start DATASET EXTRACT

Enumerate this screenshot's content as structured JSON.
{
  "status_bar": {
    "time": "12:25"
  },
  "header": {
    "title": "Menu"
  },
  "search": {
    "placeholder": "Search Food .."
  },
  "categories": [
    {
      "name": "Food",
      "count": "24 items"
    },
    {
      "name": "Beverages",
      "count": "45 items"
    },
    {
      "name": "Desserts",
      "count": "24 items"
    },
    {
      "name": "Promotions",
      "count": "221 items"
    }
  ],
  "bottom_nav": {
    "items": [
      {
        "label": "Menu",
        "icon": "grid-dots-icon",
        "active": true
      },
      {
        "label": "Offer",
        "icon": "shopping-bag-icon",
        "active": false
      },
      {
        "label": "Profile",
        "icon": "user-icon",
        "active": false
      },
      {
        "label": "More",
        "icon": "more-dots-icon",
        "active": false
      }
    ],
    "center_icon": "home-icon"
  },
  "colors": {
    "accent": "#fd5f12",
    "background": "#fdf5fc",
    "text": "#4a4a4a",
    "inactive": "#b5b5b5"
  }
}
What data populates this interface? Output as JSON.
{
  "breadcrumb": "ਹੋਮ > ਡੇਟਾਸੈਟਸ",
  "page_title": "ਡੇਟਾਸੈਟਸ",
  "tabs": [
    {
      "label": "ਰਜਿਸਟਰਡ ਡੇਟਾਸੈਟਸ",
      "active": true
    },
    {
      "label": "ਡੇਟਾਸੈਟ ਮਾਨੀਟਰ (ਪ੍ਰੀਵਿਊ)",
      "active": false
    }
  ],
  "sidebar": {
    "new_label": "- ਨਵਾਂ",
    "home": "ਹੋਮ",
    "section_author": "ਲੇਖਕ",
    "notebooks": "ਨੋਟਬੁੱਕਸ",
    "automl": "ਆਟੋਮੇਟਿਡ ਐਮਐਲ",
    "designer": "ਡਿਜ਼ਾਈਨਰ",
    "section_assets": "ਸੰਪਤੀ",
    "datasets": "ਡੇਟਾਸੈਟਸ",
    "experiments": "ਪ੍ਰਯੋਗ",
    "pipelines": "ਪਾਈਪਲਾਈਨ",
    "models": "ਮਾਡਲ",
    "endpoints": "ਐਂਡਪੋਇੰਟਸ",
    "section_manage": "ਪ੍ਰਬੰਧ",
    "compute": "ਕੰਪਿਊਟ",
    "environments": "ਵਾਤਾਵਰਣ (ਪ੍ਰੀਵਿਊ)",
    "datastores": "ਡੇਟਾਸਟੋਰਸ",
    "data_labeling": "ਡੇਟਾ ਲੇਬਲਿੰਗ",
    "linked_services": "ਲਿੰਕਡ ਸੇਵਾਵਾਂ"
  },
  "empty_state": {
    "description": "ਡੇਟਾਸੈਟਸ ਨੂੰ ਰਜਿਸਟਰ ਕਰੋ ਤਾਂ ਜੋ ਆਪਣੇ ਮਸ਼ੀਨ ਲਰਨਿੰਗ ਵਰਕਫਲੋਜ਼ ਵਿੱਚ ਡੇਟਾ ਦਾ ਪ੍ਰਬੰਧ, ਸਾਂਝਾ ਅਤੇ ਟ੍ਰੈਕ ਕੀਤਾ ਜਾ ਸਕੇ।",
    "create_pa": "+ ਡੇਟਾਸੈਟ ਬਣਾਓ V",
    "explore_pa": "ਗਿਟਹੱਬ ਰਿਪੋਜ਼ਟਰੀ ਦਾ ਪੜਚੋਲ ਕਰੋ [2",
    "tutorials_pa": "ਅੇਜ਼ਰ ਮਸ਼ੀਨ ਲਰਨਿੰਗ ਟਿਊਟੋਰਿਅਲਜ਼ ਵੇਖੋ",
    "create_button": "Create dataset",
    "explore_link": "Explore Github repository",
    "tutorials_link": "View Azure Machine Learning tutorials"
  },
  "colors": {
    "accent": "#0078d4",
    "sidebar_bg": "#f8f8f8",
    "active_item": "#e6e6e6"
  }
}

end DATASET EXTRACT

WHAT YOU HAVE TO DO:
Pick every line with "this" in it and copy it.

WRITTEN ANSWER:
Enumerate this screenshot's content as structured JSON.
What data populates this interface? Output as JSON.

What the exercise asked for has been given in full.